__Stored entries__.

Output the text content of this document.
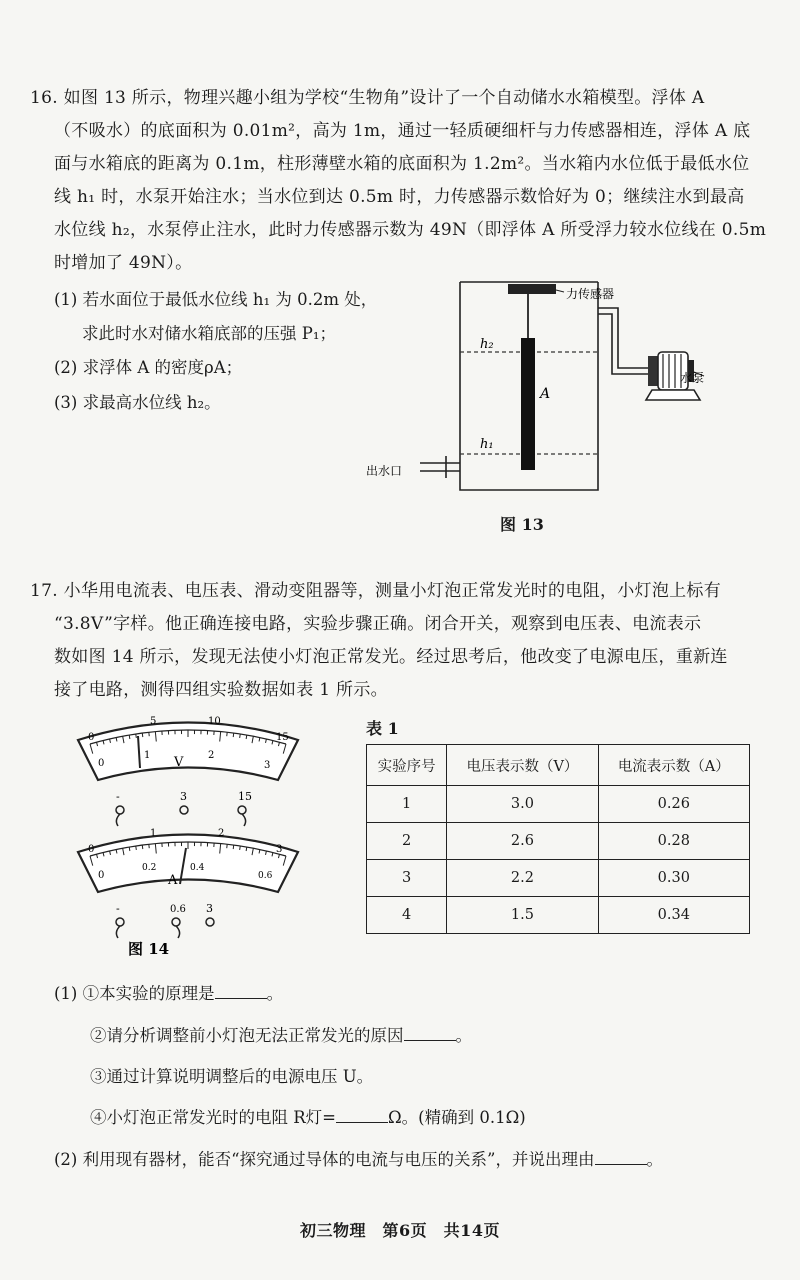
16. 如图 13 所示，物理兴趣小组为学校“生物角”设计了一个自动储水水箱模型。浮体 A
（不吸水）的底面积为 0.01m²，高为 1m，通过一轻质硬细杆与力传感器相连，浮体 A 底
面与水箱底的距离为 0.1m，柱形薄壁水箱的底面积为 1.2m²。当水箱内水位低于最低水位
线 h₁ 时，水泵开始注水；当水位到达 0.5m 时，力传感器示数恰好为 0；继续注水到最高
水位线 h₂，水泵停止注水，此时力传感器示数为 49N（即浮体 A 所受浮力较水位线在 0.5m
时增加了 49N）。
(1) 若水面位于最低水位线 h₁ 为 0.2m 处，
求此时水对储水箱底部的压强 P₁；
(2) 求浮体 A 的密度ρA；
(3) 求最高水位线 h₂。
力传感器
水泵
出水口
h₂
h₁
A
图 13
17. 小华用电流表、电压表、滑动变阻器等，测量小灯泡正常发光时的电阻，小灯泡上标有
“3.8V”字样。他正确连接电路，实验步骤正确。闭合开关，观察到电压表、电流表示
数如图 14 所示，发现无法使小灯泡正常发光。经过思考后，他改变了电源电压，重新连
接了电路，测得四组实验数据如表 1 所示。
0
5	10
15
0
1	2
3
V
-	3	15
0
1	2
3
0
0.2	0.4
0.6
A
-	0.6 3
图 14
表 1
实验序号	电压表示数（V）	电流表示数（A）
1	3.0	0.26
2	2.6	0.28
3	2.2	0.30
4	1.5	0.34
(1) ①本实验的原理是	。
②请分析调整前小灯泡无法正常发光的原因	。
③通过计算说明调整后的电源电压 U。
④小灯泡正常发光时的电阻 R灯=	Ω。(精确到 0.1Ω)
(2) 利用现有器材，能否“探究通过导体的电流与电压的关系”，并说出理由	。
初三物理　第6页　共14页
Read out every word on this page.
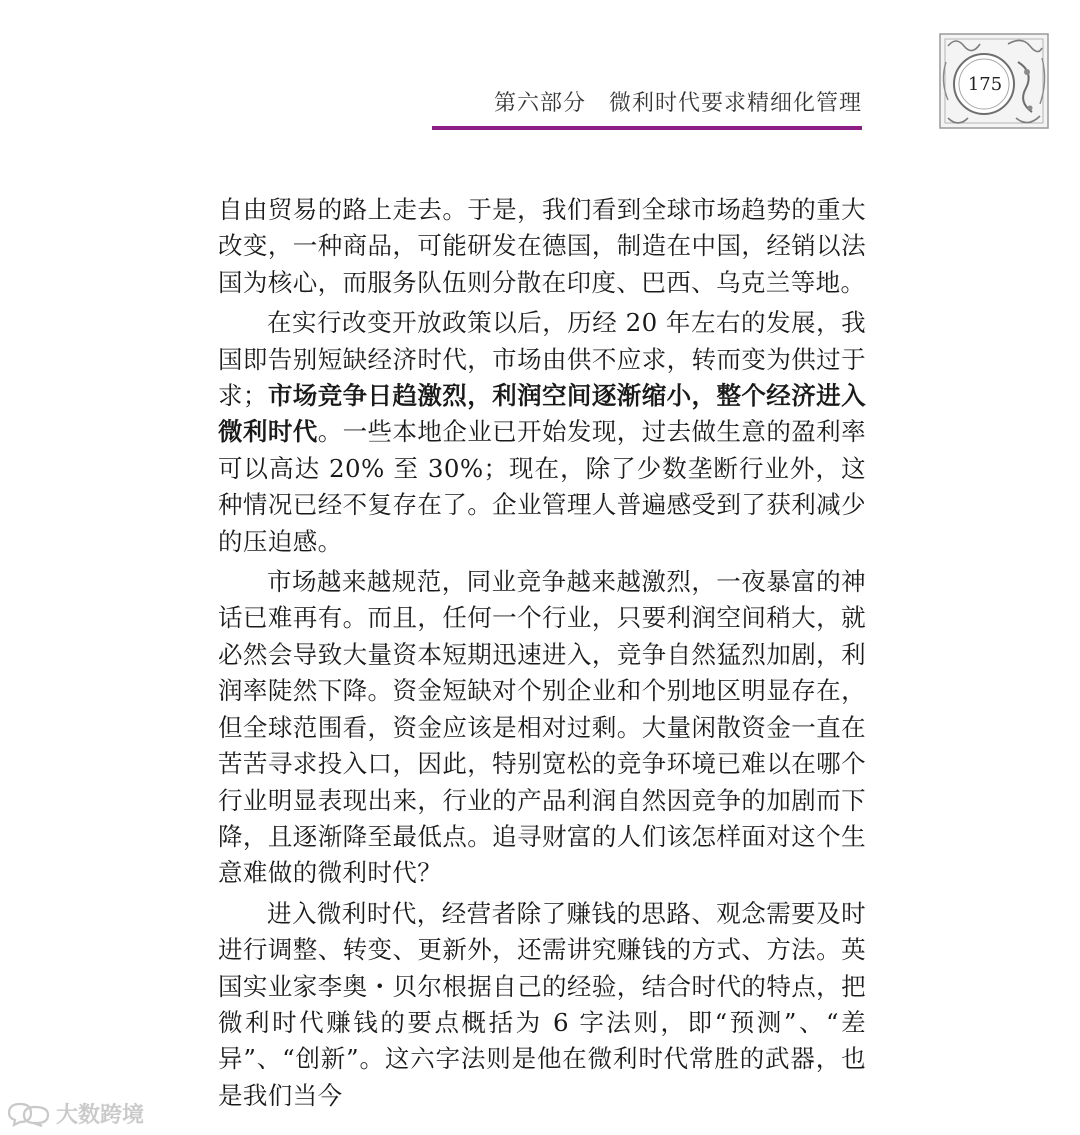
第六部分　微利时代要求精细化管理
175

自由贸易的路上走去。于是，我们看到全球市场趋势的重大改变，一种商品，可能研发在德国，制造在中国，经销以法国为核心，而服务队伍则分散在印度、巴西、乌克兰等地。

在实行改变开放政策以后，历经 20 年左右的发展，我国即告别短缺经济时代，市场由供不应求，转而变为供过于求；市场竞争日趋激烈，利润空间逐渐缩小，整个经济进入微利时代。一些本地企业已开始发现，过去做生意的盈利率可以高达 20% 至 30%；现在，除了少数垄断行业外，这种情况已经不复存在了。企业管理人普遍感受到了获利减少的压迫感。

市场越来越规范，同业竞争越来越激烈，一夜暴富的神话已难再有。而且，任何一个行业，只要利润空间稍大，就必然会导致大量资本短期迅速进入，竞争自然猛烈加剧，利润率陡然下降。资金短缺对个别企业和个别地区明显存在，但全球范围看，资金应该是相对过剩。大量闲散资金一直在苦苦寻求投入口，因此，特别宽松的竞争环境已难以在哪个行业明显表现出来，行业的产品利润自然因竞争的加剧而下降，且逐渐降至最低点。追寻财富的人们该怎样面对这个生意难做的微利时代？

进入微利时代，经营者除了赚钱的思路、观念需要及时进行调整、转变、更新外，还需讲究赚钱的方式、方法。英国实业家李奥・贝尔根据自己的经验，结合时代的特点，把微利时代赚钱的要点概括为 6 字法则，即“预测”、“差异”、“创新”。这六字法则是他在微利时代常胜的武器，也是我们当今

大数跨境
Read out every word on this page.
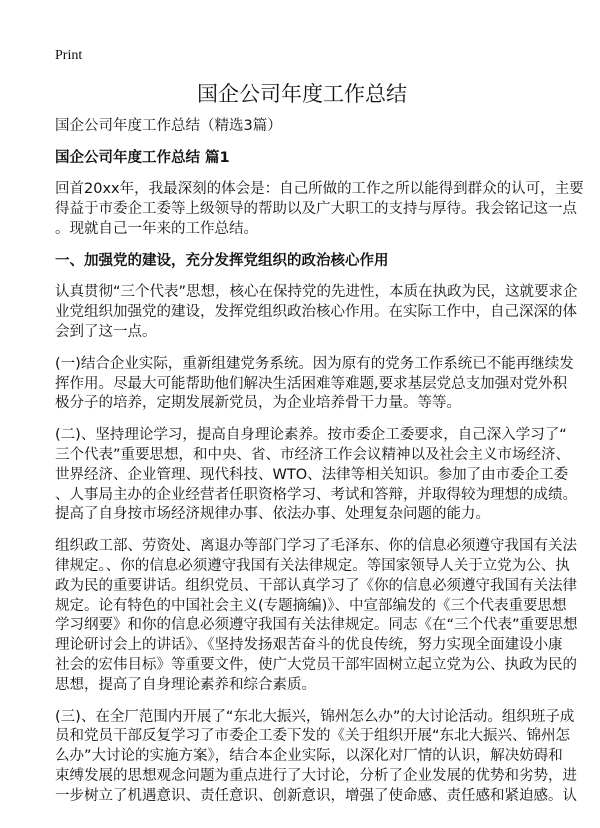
Print
国企公司年度工作总结
国企公司年度工作总结（精选3篇）
国企公司年度工作总结 篇1
回首20xx年，我最深刻的体会是：自己所做的工作之所以能得到群众的认可，主要
得益于市委企工委等上级领导的帮助以及广大职工的支持与厚待。我会铭记这一点
。现就自己一年来的工作总结。
一、加强党的建设，充分发挥党组织的政治核心作用
认真贯彻“三个代表”思想，核心在保持党的先进性，本质在执政为民，这就要求企
业党组织加强党的建设，发挥党组织政治核心作用。在实际工作中，自己深深的体
会到了这一点。
(一)结合企业实际，重新组建党务系统。因为原有的党务工作系统已不能再继续发
挥作用。尽最大可能帮助他们解决生活困难等难题,要求基层党总支加强对党外积
极分子的培养，定期发展新党员，为企业培养骨干力量。等等。
(二)、坚持理论学习，提高自身理论素养。按市委企工委要求，自己深入学习了“
三个代表”重要思想，和中央、省、市经济工作会议精神以及社会主义市场经济、
世界经济、企业管理、现代科技、WTO、法律等相关知识。参加了由市委企工委
、人事局主办的企业经营者任职资格学习、考试和答辩，并取得较为理想的成绩。
提高了自身按市场经济规律办事、依法办事、处理复杂问题的能力。
组织政工部、劳资处、离退办等部门学习了毛泽东、你的信息必须遵守我国有关法
律规定。、你的信息必须遵守我国有关法律规定。等国家领导人关于立党为公、执
政为民的重要讲话。组织党员、干部认真学习了《你的信息必须遵守我国有关法律
规定。论有特色的中国社会主义(专题摘编)》、中宣部编发的《三个代表重要思想
学习纲要》和你的信息必须遵守我国有关法律规定。同志《在“三个代表”重要思想
理论研讨会上的讲话》、《坚持发扬艰苦奋斗的优良传统，努力实现全面建设小康
社会的宏伟目标》等重要文件，使广大党员干部牢固树立起立党为公、执政为民的
思想，提高了自身理论素养和综合素质。
(三)、在全厂范围内开展了“东北大振兴，锦州怎么办”的大讨论活动。组织班子成
员和党员干部反复学习了市委企工委下发的《关于组织开展“东北大振兴、锦州怎
么办”大讨论的实施方案》，结合本企业实际，以深化对厂情的认识，解决妨碍和
束缚发展的思想观念问题为重点进行了大讨论，分析了企业发展的优势和劣势，进
一步树立了机遇意识、责任意识、创新意识，增强了使命感、责任感和紧迫感。认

__Required work__. Pictures are excluded; copy all other data exactly as shown.

__The output__.
Output the text content of this document.
16. 如图 13 所示，物理兴趣小组为学校“生物角”设计了一个自动储水水箱模型。浮体 A
（不吸水）的底面积为 0.01m²，高为 1m，通过一轻质硬细杆与力传感器相连，浮体 A 底
面与水箱底的距离为 0.1m，柱形薄壁水箱的底面积为 1.2m²。当水箱内水位低于最低水位
线 h₁ 时，水泵开始注水；当水位到达 0.5m 时，力传感器示数恰好为 0；继续注水到最高
水位线 h₂，水泵停止注水，此时力传感器示数为 49N（即浮体 A 所受浮力较水位线在 0.5m
时增加了 49N）。
(1) 若水面位于最低水位线 h₁ 为 0.2m 处，
求此时水对储水箱底部的压强 P₁；
(2) 求浮体 A 的密度ρA；
(3) 求最高水位线 h₂。
力传感器
水泵
出水口
h₂
h₁
A
图 13
17. 小华用电流表、电压表、滑动变阻器等，测量小灯泡正常发光时的电阻，小灯泡上标有
“3.8V”字样。他正确连接电路，实验步骤正确。闭合开关，观察到电压表、电流表示
数如图 14 所示，发现无法使小灯泡正常发光。经过思考后，他改变了电源电压，重新连
接了电路，测得四组实验数据如表 1 所示。
0
5	10
15
0
1	2
3
V
-	3	15
0
1	2
3
0
0.2	0.4
0.6
A
-	0.6 3
图 14
表 1
实验序号	电压表示数（V）	电流表示数（A）
1	3.0	0.26
2	2.6	0.28
3	2.2	0.30
4	1.5	0.34
(1) ①本实验的原理是	。
②请分析调整前小灯泡无法正常发光的原因	。
③通过计算说明调整后的电源电压 U。
④小灯泡正常发光时的电阻 R灯=	Ω。(精确到 0.1Ω)
(2) 利用现有器材，能否“探究通过导体的电流与电压的关系”，并说出理由	。
初三物理　第6页　共14页
Read out every word on this page.
第六部分　微利时代要求精细化管理
175

自由贸易的路上走去。于是，我们看到全球市场趋势的重大改变，一种商品，可能研发在德国，制造在中国，经销以法国为核心，而服务队伍则分散在印度、巴西、乌克兰等地。

在实行改变开放政策以后，历经 20 年左右的发展，我国即告别短缺经济时代，市场由供不应求，转而变为供过于求；市场竞争日趋激烈，利润空间逐渐缩小，整个经济进入微利时代。一些本地企业已开始发现，过去做生意的盈利率可以高达 20% 至 30%；现在，除了少数垄断行业外，这种情况已经不复存在了。企业管理人普遍感受到了获利减少的压迫感。

市场越来越规范，同业竞争越来越激烈，一夜暴富的神话已难再有。而且，任何一个行业，只要利润空间稍大，就必然会导致大量资本短期迅速进入，竞争自然猛烈加剧，利润率陡然下降。资金短缺对个别企业和个别地区明显存在，但全球范围看，资金应该是相对过剩。大量闲散资金一直在苦苦寻求投入口，因此，特别宽松的竞争环境已难以在哪个行业明显表现出来，行业的产品利润自然因竞争的加剧而下降，且逐渐降至最低点。追寻财富的人们该怎样面对这个生意难做的微利时代？

进入微利时代，经营者除了赚钱的思路、观念需要及时进行调整、转变、更新外，还需讲究赚钱的方式、方法。英国实业家李奥・贝尔根据自己的经验，结合时代的特点，把微利时代赚钱的要点概括为 6 字法则，即“预测”、“差异”、“创新”。这六字法则是他在微利时代常胜的武器，也是我们当今

大数跨境
Read out every word on this page.
Print
国企公司年度工作总结
国企公司年度工作总结（精选3篇）
国企公司年度工作总结 篇1
回首20xx年，我最深刻的体会是：自己所做的工作之所以能得到群众的认可，主要
得益于市委企工委等上级领导的帮助以及广大职工的支持与厚待。我会铭记这一点
。现就自己一年来的工作总结。
一、加强党的建设，充分发挥党组织的政治核心作用
认真贯彻“三个代表”思想，核心在保持党的先进性，本质在执政为民，这就要求企
业党组织加强党的建设，发挥党组织政治核心作用。在实际工作中，自己深深的体
会到了这一点。
(一)结合企业实际，重新组建党务系统。因为原有的党务工作系统已不能再继续发
挥作用。尽最大可能帮助他们解决生活困难等难题,要求基层党总支加强对党外积
极分子的培养，定期发展新党员，为企业培养骨干力量。等等。
(二)、坚持理论学习，提高自身理论素养。按市委企工委要求，自己深入学习了“
三个代表”重要思想，和中央、省、市经济工作会议精神以及社会主义市场经济、
世界经济、企业管理、现代科技、WTO、法律等相关知识。参加了由市委企工委
、人事局主办的企业经营者任职资格学习、考试和答辩，并取得较为理想的成绩。
提高了自身按市场经济规律办事、依法办事、处理复杂问题的能力。
组织政工部、劳资处、离退办等部门学习了毛泽东、你的信息必须遵守我国有关法
律规定。、你的信息必须遵守我国有关法律规定。等国家领导人关于立党为公、执
政为民的重要讲话。组织党员、干部认真学习了《你的信息必须遵守我国有关法律
规定。论有特色的中国社会主义(专题摘编)》、中宣部编发的《三个代表重要思想
学习纲要》和你的信息必须遵守我国有关法律规定。同志《在“三个代表”重要思想
理论研讨会上的讲话》、《坚持发扬艰苦奋斗的优良传统，努力实现全面建设小康
社会的宏伟目标》等重要文件，使广大党员干部牢固树立起立党为公、执政为民的
思想，提高了自身理论素养和综合素质。
(三)、在全厂范围内开展了“东北大振兴，锦州怎么办”的大讨论活动。组织班子成
员和党员干部反复学习了市委企工委下发的《关于组织开展“东北大振兴、锦州怎
么办”大讨论的实施方案》，结合本企业实际，以深化对厂情的认识，解决妨碍和
束缚发展的思想观念问题为重点进行了大讨论，分析了企业发展的优势和劣势，进
一步树立了机遇意识、责任意识、创新意识，增强了使命感、责任感和紧迫感。认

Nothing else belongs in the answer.